> [Provided data]:
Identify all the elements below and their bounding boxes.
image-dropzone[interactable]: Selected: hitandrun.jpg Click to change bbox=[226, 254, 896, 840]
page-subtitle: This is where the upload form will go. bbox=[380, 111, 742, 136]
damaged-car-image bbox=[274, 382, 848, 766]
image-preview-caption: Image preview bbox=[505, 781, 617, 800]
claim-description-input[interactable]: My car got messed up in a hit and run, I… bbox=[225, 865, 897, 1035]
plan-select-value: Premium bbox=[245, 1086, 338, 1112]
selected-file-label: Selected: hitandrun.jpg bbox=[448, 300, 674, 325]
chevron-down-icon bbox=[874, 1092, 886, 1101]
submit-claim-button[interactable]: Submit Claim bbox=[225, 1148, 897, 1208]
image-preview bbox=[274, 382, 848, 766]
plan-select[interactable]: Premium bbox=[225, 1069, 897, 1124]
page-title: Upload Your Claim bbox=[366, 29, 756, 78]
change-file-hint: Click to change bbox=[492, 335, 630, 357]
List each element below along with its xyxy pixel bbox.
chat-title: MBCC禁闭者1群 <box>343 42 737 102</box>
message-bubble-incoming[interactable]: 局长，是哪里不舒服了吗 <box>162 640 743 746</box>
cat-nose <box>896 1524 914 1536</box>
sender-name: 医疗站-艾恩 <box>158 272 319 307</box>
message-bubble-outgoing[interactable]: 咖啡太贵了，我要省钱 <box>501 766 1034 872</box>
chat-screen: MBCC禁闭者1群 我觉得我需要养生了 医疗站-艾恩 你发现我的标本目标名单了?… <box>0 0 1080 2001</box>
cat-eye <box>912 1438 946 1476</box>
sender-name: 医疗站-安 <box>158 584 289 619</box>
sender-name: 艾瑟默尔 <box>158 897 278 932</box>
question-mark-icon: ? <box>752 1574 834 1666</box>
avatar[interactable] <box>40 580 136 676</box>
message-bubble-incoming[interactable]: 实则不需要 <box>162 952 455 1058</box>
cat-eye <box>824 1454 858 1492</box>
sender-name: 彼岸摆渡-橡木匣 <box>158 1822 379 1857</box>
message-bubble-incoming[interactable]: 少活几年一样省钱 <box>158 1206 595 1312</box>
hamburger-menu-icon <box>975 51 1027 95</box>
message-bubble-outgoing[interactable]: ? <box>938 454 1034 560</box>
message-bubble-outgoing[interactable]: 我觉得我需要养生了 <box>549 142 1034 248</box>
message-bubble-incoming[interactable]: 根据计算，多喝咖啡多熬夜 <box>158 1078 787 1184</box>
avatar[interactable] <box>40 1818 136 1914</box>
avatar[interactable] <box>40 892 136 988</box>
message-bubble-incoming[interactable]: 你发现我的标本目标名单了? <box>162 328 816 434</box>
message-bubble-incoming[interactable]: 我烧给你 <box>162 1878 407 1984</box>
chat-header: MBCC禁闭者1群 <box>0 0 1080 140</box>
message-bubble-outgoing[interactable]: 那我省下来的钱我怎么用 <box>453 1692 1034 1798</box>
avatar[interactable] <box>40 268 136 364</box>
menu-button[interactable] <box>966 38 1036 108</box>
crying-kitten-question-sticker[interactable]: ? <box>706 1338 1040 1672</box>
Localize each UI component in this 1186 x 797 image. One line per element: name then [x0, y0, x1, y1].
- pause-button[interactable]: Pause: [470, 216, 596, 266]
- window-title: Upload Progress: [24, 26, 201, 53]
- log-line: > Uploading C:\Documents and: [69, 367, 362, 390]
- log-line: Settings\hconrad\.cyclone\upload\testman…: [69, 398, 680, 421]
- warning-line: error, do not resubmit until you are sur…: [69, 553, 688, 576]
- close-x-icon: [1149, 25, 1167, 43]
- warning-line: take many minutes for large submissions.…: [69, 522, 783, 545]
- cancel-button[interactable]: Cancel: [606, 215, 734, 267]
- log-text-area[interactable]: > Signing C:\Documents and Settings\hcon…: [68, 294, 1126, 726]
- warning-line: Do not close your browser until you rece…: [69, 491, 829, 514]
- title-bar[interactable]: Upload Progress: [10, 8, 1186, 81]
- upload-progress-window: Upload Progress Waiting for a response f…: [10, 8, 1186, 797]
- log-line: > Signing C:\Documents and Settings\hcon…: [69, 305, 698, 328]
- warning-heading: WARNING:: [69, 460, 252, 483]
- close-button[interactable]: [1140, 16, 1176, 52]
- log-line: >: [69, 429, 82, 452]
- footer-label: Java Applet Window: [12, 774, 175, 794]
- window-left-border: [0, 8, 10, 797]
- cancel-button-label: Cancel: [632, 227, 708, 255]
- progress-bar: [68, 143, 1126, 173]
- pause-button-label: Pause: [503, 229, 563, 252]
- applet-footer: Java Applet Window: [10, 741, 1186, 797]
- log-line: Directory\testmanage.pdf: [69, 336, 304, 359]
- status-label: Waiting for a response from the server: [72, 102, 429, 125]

> [What is asked]:
Convert every line of the entries above into a JSON list of strings, one string per line, and omit any blank lines.

> [Response for this exercise]:
[
  "Identify all the elements below and their bounding boxes.",
  "image-dropzone[interactable]: Selected: hitandrun.jpg Click to change bbox=[226, 254, 896, 840]",
  "page-subtitle: This is where the upload form will go. bbox=[380, 111, 742, 136]",
  "damaged-car-image bbox=[274, 382, 848, 766]",
  "image-preview-caption: Image preview bbox=[505, 781, 617, 800]",
  "claim-description-input[interactable]: My car got messed up in a hit and run, I… bbox=[225, 865, 897, 1035]",
  "plan-select-value: Premium bbox=[245, 1086, 338, 1112]",
  "selected-file-label: Selected: hitandrun.jpg bbox=[448, 300, 674, 325]",
  "chevron-down-icon bbox=[874, 1092, 886, 1101]",
  "submit-claim-button[interactable]: Submit Claim bbox=[225, 1148, 897, 1208]",
  "image-preview bbox=[274, 382, 848, 766]",
  "plan-select[interactable]: Premium bbox=[225, 1069, 897, 1124]",
  "page-title: Upload Your Claim bbox=[366, 29, 756, 78]",
  "change-file-hint: Click to change bbox=[492, 335, 630, 357]",
  "List each element below along with its xyxy pixel bbox.",
  "chat-title: MBCC禁闭者1群 <box>343 42 737 102</box>",
  "message-bubble-incoming[interactable]: 局长，是哪里不舒服了吗 <box>162 640 743 746</box>",
  "cat-nose <box>896 1524 914 1536</box>",
  "sender-name: 医疗站-艾恩 <box>158 272 319 307</box>",
  "message-bubble-outgoing[interactable]: 咖啡太贵了，我要省钱 <box>501 766 1034 872</box>",
  "chat-screen: MBCC禁闭者1群 我觉得我需要养生了 医疗站-艾恩 你发现我的标本目标名单了?… <box>0 0 1080 2001</box>",
  "cat-eye <box>912 1438 946 1476</box>",
  "sender-name: 医疗站-安 <box>158 584 289 619</box>",
  "sender-name: 艾瑟默尔 <box>158 897 278 932</box>",
  "question-mark-icon: ? <box>752 1574 834 1666</box>",
  "avatar[interactable] <box>40 580 136 676</box>",
  "message-bubble-incoming[interactable]: 实则不需要 <box>162 952 455 1058</box>",
  "cat-eye <box>824 1454 858 1492</box>",
  "sender-name: 彼岸摆渡-橡木匣 <box>158 1822 379 1857</box>",
  "message-bubble-incoming[interactable]: 少活几年一样省钱 <box>158 1206 595 1312</box>",
  "hamburger-menu-icon <box>975 51 1027 95</box>",
  "message-bubble-outgoing[interactable]: ? <box>938 454 1034 560</box>",
  "message-bubble-outgoing[interactable]: 我觉得我需要养生了 <box>549 142 1034 248</box>",
  "message-bubble-incoming[interactable]: 根据计算，多喝咖啡多熬夜 <box>158 1078 787 1184</box>",
  "avatar[interactable] <box>40 1818 136 1914</box>",
  "avatar[interactable] <box>40 892 136 988</box>",
  "message-bubble-incoming[interactable]: 你发现我的标本目标名单了? <box>162 328 816 434</box>",
  "message-bubble-incoming[interactable]: 我烧给你 <box>162 1878 407 1984</box>",
  "chat-header: MBCC禁闭者1群 <box>0 0 1080 140</box>",
  "message-bubble-outgoing[interactable]: 那我省下来的钱我怎么用 <box>453 1692 1034 1798</box>",
  "avatar[interactable] <box>40 268 136 364</box>",
  "menu-button[interactable] <box>966 38 1036 108</box>",
  "crying-kitten-question-sticker[interactable]: ? <box>706 1338 1040 1672</box>",
  "Localize each UI component in this 1186 x 797 image. One line per element: name then [x0, y0, x1, y1].",
  "- pause-button[interactable]: Pause: [470, 216, 596, 266]",
  "- window-title: Upload Progress: [24, 26, 201, 53]",
  "- log-line: > Uploading C:\\Documents and: [69, 367, 362, 390]",
  "- log-line: Settings\\hconrad\\.cyclone\\upload\\testman…: [69, 398, 680, 421]",
  "- warning-line: error, do not resubmit until you are sur…: [69, 553, 688, 576]",
  "- close-x-icon: [1149, 25, 1167, 43]",
  "- warning-line: take many minutes for large submissions.…: [69, 522, 783, 545]",
  "- cancel-button[interactable]: Cancel: [606, 215, 734, 267]",
  "- log-text-area[interactable]: > Signing C:\\Documents and Settings\\hcon…: [68, 294, 1126, 726]",
  "- warning-line: Do not close your browser until you rece…: [69, 491, 829, 514]",
  "- title-bar[interactable]: Upload Progress: [10, 8, 1186, 81]",
  "- upload-progress-window: Upload Progress Waiting for a response f…: [10, 8, 1186, 797]",
  "- log-line: > Signing C:\\Documents and Settings\\hcon…: [69, 305, 698, 328]",
  "- warning-heading: WARNING:: [69, 460, 252, 483]",
  "- close-button[interactable]: [1140, 16, 1176, 52]",
  "- log-line: >: [69, 429, 82, 452]",
  "- footer-label: Java Applet Window: [12, 774, 175, 794]",
  "- window-left-border: [0, 8, 10, 797]",
  "- cancel-button-label: Cancel: [632, 227, 708, 255]",
  "- progress-bar: [68, 143, 1126, 173]",
  "- pause-button-label: Pause: [503, 229, 563, 252]",
  "- applet-footer: Java Applet Window: [10, 741, 1186, 797]",
  "- log-line: Directory\\testmanage.pdf: [69, 336, 304, 359]",
  "- status-label: Waiting for a response from the server: [72, 102, 429, 125]"
]